=== Material for this task ===
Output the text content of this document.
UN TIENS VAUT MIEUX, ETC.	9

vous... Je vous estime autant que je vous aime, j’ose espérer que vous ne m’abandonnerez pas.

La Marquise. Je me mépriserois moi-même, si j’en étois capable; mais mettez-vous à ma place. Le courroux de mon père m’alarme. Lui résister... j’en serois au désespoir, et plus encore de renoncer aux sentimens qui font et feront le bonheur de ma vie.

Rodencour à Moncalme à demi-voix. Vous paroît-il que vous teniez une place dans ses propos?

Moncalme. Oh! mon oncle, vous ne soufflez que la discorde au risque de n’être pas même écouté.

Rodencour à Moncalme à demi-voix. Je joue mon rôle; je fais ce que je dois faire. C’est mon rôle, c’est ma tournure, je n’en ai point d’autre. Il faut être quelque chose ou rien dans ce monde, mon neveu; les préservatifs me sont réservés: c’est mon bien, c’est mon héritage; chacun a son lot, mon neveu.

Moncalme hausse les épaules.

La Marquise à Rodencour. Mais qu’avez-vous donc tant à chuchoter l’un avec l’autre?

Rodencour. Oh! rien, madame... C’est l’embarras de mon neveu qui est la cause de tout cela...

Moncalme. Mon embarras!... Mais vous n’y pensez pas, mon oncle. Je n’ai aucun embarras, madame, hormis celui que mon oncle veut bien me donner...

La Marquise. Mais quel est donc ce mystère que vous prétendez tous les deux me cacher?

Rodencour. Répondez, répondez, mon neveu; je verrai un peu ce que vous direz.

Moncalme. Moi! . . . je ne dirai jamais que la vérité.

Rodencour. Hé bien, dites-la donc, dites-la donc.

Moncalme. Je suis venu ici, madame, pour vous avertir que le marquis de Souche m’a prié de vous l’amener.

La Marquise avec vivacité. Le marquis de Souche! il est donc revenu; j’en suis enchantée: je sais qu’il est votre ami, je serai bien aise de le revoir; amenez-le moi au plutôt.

=== Written request ===
Repeat the material above in full, quoting it exactly.

=== Solved problem ===
Output the text content of this document.
UN TIENS VAUT MIEUX, ETC.	9

vous... Je vous estime autant que je vous aime, j’ose espérer que vous ne m’abandonnerez pas.

La Marquise. Je me mépriserois moi-même, si j’en étois capable; mais mettez-vous à ma place. Le courroux de mon père m’alarme. Lui résister... j’en serois au désespoir, et plus encore de renoncer aux sentimens qui font et feront le bonheur de ma vie.

Rodencour à Moncalme à demi-voix. Vous paroît-il que vous teniez une place dans ses propos?

Moncalme. Oh! mon oncle, vous ne soufflez que la discorde au risque de n’être pas même écouté.

Rodencour à Moncalme à demi-voix. Je joue mon rôle; je fais ce que je dois faire. C’est mon rôle, c’est ma tournure, je n’en ai point d’autre. Il faut être quelque chose ou rien dans ce monde, mon neveu; les préservatifs me sont réservés: c’est mon bien, c’est mon héritage; chacun a son lot, mon neveu.

Moncalme hausse les épaules.

La Marquise à Rodencour. Mais qu’avez-vous donc tant à chuchoter l’un avec l’autre?

Rodencour. Oh! rien, madame... C’est l’embarras de mon neveu qui est la cause de tout cela...

Moncalme. Mon embarras!... Mais vous n’y pensez pas, mon oncle. Je n’ai aucun embarras, madame, hormis celui que mon oncle veut bien me donner...

La Marquise. Mais quel est donc ce mystère que vous prétendez tous les deux me cacher?

Rodencour. Répondez, répondez, mon neveu; je verrai un peu ce que vous direz.

Moncalme. Moi! . . . je ne dirai jamais que la vérité.

Rodencour. Hé bien, dites-la donc, dites-la donc.

Moncalme. Je suis venu ici, madame, pour vous avertir que le marquis de Souche m’a prié de vous l’amener.

La Marquise avec vivacité. Le marquis de Souche! il est donc revenu; j’en suis enchantée: je sais qu’il est votre ami, je serai bien aise de le revoir; amenez-le moi au plutôt.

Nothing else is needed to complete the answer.